* Start EXERCISE DATA *

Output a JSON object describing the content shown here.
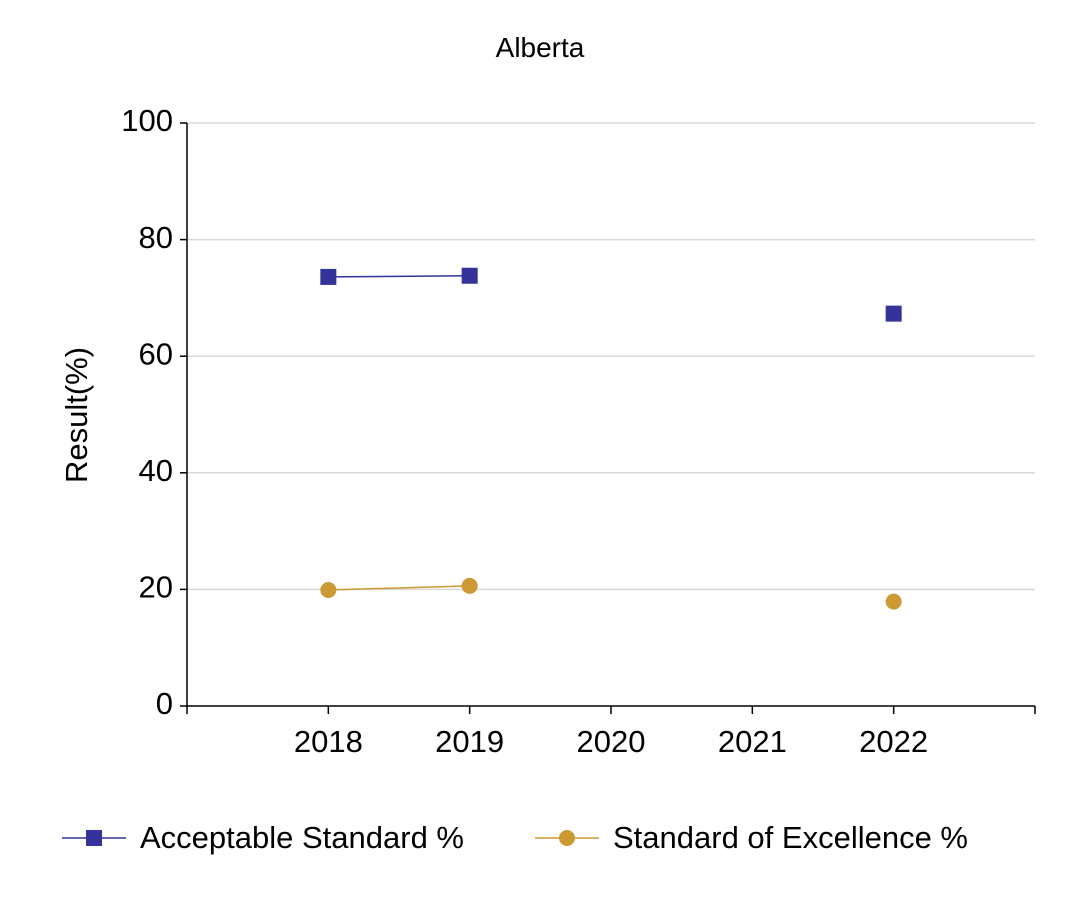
{
  "chart_data": {
    "type": "line",
    "title": "Alberta",
    "ylabel": "Result(%)",
    "xlabel": "",
    "categories": [
      "2018",
      "2019",
      "2020",
      "2021",
      "2022"
    ],
    "ylim": [
      0,
      100
    ],
    "yticks": [
      0,
      20,
      40,
      60,
      80,
      100
    ],
    "grid": true,
    "legend_position": "bottom",
    "series": [
      {
        "name": "Acceptable Standard %",
        "color": "#333399",
        "marker": "square",
        "values": [
          73.6,
          73.8,
          null,
          null,
          67.3
        ]
      },
      {
        "name": "Standard of Excellence %",
        "color": "#CC9933",
        "marker": "circle",
        "values": [
          19.9,
          20.6,
          null,
          null,
          17.9
        ]
      }
    ]
  }
}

* End EXERCISE DATA *

INSTRUCTIONS FOR THE TASK >>
Without the pictures, repeat the listing above exactly.

REPLY >>
Output a JSON object describing the content shown here.
{
  "chart_data": {
    "type": "line",
    "title": "Alberta",
    "ylabel": "Result(%)",
    "xlabel": "",
    "categories": [
      "2018",
      "2019",
      "2020",
      "2021",
      "2022"
    ],
    "ylim": [
      0,
      100
    ],
    "yticks": [
      0,
      20,
      40,
      60,
      80,
      100
    ],
    "grid": true,
    "legend_position": "bottom",
    "series": [
      {
        "name": "Acceptable Standard %",
        "color": "#333399",
        "marker": "square",
        "values": [
          73.6,
          73.8,
          null,
          null,
          67.3
        ]
      },
      {
        "name": "Standard of Excellence %",
        "color": "#CC9933",
        "marker": "circle",
        "values": [
          19.9,
          20.6,
          null,
          null,
          17.9
        ]
      }
    ]
  }
}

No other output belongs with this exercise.